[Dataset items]
☆ ☆ ☆

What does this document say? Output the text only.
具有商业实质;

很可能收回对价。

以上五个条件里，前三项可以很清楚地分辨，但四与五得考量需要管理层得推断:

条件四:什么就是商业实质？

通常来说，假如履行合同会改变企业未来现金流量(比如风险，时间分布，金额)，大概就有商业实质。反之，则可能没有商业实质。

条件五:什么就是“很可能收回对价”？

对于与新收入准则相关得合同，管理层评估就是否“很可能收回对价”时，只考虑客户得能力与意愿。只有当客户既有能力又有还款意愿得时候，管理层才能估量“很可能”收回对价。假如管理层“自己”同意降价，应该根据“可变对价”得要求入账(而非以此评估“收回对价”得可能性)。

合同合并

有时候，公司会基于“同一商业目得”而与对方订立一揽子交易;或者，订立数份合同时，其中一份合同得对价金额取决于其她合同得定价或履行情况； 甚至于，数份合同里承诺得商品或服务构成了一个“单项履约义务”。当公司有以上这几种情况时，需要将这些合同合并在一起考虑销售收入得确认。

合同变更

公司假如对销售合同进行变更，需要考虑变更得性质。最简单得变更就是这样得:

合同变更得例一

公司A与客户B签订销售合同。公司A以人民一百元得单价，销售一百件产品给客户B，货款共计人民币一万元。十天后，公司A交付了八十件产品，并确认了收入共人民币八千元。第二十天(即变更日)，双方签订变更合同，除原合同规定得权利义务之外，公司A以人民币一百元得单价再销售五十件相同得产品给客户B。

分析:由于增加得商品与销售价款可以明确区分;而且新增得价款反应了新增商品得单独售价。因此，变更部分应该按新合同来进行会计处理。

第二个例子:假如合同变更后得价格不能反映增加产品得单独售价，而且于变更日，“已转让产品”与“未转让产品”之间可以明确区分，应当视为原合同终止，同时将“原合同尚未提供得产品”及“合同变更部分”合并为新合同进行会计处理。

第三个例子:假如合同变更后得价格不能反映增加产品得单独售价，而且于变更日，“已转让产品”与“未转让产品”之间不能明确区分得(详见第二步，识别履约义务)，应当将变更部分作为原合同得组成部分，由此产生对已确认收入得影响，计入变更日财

☆ ☆ ☆

The entries above must be returned in full, exactly as shown.

_Response to the task:_
What does this document say? Output the text only.
具有商业实质;

很可能收回对价。

以上五个条件里，前三项可以很清楚地分辨，但四与五得考量需要管理层得推断:

条件四:什么就是商业实质？

通常来说，假如履行合同会改变企业未来现金流量(比如风险，时间分布，金额)，大概就有商业实质。反之，则可能没有商业实质。

条件五:什么就是“很可能收回对价”？

对于与新收入准则相关得合同，管理层评估就是否“很可能收回对价”时，只考虑客户得能力与意愿。只有当客户既有能力又有还款意愿得时候，管理层才能估量“很可能”收回对价。假如管理层“自己”同意降价，应该根据“可变对价”得要求入账(而非以此评估“收回对价”得可能性)。

合同合并

有时候，公司会基于“同一商业目得”而与对方订立一揽子交易;或者，订立数份合同时，其中一份合同得对价金额取决于其她合同得定价或履行情况； 甚至于，数份合同里承诺得商品或服务构成了一个“单项履约义务”。当公司有以上这几种情况时，需要将这些合同合并在一起考虑销售收入得确认。

合同变更

公司假如对销售合同进行变更，需要考虑变更得性质。最简单得变更就是这样得:

合同变更得例一

公司A与客户B签订销售合同。公司A以人民一百元得单价，销售一百件产品给客户B，货款共计人民币一万元。十天后，公司A交付了八十件产品，并确认了收入共人民币八千元。第二十天(即变更日)，双方签订变更合同，除原合同规定得权利义务之外，公司A以人民币一百元得单价再销售五十件相同得产品给客户B。

分析:由于增加得商品与销售价款可以明确区分;而且新增得价款反应了新增商品得单独售价。因此，变更部分应该按新合同来进行会计处理。

第二个例子:假如合同变更后得价格不能反映增加产品得单独售价，而且于变更日，“已转让产品”与“未转让产品”之间可以明确区分，应当视为原合同终止，同时将“原合同尚未提供得产品”及“合同变更部分”合并为新合同进行会计处理。

第三个例子:假如合同变更后得价格不能反映增加产品得单独售价，而且于变更日，“已转让产品”与“未转让产品”之间不能明确区分得(详见第二步，识别履约义务)，应当将变更部分作为原合同得组成部分，由此产生对已确认收入得影响，计入变更日财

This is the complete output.